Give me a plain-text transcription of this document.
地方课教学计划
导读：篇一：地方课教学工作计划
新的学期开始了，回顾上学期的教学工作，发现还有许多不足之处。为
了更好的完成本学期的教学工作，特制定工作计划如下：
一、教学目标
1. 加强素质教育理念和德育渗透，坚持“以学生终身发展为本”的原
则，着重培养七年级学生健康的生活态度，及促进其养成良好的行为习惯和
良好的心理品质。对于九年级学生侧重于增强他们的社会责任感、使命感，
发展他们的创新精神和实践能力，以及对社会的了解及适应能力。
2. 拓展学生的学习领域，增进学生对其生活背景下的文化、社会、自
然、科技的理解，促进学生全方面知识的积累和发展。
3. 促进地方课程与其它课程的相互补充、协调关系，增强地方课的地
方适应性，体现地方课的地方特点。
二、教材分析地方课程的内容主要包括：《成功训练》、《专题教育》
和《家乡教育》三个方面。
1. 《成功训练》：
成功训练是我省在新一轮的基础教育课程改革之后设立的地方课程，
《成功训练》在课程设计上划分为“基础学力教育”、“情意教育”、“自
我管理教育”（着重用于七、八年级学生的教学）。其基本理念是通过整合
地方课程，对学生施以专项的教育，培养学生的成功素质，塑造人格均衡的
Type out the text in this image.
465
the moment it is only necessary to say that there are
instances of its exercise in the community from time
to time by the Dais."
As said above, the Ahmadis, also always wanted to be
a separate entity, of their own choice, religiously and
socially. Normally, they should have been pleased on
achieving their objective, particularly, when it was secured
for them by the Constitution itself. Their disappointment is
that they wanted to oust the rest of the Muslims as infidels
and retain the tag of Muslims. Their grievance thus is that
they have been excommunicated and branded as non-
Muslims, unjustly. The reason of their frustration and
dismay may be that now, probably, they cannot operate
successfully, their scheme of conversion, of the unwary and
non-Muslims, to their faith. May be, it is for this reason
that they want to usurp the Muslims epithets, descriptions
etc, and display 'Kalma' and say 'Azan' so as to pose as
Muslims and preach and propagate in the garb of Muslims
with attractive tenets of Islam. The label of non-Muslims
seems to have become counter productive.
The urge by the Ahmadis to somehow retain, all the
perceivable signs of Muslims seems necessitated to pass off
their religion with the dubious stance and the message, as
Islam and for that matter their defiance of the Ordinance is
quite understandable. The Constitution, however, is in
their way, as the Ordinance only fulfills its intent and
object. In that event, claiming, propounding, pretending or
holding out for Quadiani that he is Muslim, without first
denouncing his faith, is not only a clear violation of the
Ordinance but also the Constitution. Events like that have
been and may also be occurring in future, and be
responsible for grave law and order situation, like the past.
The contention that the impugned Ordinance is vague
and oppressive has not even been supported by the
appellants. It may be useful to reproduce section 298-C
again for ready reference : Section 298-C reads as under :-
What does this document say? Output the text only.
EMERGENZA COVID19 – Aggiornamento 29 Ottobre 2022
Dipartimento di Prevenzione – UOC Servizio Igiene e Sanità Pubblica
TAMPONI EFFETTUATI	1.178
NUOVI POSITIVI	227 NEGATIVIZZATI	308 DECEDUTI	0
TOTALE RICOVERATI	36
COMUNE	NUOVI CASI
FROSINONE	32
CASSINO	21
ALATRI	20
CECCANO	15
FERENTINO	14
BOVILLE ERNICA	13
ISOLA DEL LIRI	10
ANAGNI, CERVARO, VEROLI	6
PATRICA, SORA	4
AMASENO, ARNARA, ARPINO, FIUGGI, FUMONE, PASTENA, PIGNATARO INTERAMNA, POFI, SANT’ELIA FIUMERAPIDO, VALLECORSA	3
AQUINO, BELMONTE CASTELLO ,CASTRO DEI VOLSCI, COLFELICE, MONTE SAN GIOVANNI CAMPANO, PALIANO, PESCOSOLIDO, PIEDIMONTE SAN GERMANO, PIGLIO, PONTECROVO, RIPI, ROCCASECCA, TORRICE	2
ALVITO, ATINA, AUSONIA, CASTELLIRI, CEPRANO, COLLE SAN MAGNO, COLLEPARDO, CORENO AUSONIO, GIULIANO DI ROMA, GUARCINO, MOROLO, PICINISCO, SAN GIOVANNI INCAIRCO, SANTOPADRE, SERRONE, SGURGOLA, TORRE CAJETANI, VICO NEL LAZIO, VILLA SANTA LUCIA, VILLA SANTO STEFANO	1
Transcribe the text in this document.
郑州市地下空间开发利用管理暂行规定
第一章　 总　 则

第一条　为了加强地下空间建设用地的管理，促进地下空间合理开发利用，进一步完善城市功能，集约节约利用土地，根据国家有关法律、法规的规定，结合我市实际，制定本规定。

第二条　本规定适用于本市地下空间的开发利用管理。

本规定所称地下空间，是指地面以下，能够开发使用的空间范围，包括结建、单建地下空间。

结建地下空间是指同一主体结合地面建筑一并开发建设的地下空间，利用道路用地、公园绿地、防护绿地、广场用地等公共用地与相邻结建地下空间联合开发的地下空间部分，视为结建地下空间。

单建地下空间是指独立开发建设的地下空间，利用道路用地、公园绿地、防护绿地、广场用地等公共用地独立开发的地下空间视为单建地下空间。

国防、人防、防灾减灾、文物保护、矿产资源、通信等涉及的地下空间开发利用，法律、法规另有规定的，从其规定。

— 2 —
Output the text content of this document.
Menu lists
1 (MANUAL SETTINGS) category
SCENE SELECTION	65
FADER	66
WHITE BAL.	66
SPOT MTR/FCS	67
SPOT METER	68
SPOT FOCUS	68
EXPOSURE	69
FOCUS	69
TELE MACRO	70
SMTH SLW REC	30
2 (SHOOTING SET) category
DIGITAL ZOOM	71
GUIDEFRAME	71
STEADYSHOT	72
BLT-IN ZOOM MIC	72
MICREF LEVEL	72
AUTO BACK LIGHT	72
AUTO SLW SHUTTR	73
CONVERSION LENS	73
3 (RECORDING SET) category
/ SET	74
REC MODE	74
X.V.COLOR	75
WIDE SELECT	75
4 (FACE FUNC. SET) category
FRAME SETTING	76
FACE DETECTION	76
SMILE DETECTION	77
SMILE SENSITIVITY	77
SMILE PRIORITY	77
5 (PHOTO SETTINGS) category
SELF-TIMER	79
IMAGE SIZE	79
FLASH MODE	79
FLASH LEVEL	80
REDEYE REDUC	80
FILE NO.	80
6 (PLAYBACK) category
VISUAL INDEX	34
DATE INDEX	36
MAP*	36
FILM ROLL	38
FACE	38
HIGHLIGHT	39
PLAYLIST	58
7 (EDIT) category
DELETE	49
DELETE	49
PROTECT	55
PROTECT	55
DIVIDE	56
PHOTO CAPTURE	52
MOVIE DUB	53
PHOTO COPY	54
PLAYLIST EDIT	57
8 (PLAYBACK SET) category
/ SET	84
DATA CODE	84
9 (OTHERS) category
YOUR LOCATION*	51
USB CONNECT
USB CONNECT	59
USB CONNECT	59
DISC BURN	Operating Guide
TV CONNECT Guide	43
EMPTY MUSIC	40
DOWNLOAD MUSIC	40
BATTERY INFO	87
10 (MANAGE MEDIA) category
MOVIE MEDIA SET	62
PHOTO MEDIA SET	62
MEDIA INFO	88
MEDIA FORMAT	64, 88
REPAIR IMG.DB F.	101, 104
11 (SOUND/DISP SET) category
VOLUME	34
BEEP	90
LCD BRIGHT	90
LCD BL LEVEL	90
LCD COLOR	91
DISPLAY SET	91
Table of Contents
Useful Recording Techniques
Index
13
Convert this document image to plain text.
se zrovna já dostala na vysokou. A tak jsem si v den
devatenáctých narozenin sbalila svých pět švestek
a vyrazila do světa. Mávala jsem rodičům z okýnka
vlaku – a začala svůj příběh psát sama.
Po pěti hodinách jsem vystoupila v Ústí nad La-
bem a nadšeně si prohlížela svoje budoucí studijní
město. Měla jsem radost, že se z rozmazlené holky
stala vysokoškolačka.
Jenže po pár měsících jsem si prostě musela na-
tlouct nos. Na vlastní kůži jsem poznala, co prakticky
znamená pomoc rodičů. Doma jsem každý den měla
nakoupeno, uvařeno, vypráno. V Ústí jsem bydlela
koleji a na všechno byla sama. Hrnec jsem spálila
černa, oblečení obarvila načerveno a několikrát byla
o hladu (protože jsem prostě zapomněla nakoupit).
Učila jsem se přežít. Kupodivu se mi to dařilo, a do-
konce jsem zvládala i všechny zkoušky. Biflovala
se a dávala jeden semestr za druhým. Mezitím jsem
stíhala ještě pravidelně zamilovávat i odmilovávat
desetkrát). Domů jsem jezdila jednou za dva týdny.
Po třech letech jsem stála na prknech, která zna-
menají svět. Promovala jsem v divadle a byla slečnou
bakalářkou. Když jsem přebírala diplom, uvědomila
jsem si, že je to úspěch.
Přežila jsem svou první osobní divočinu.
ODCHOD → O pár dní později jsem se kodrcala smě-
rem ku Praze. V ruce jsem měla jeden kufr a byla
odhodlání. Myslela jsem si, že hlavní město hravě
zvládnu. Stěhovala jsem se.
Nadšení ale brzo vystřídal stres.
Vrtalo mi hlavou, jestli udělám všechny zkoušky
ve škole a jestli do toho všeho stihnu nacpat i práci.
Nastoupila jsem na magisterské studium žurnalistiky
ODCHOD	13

--

What to do: Check each line above for the string "plain" and show the ones that have it.

Expected answer:
Give me a plain-text transcription of this document.
Convert this document image to plain text.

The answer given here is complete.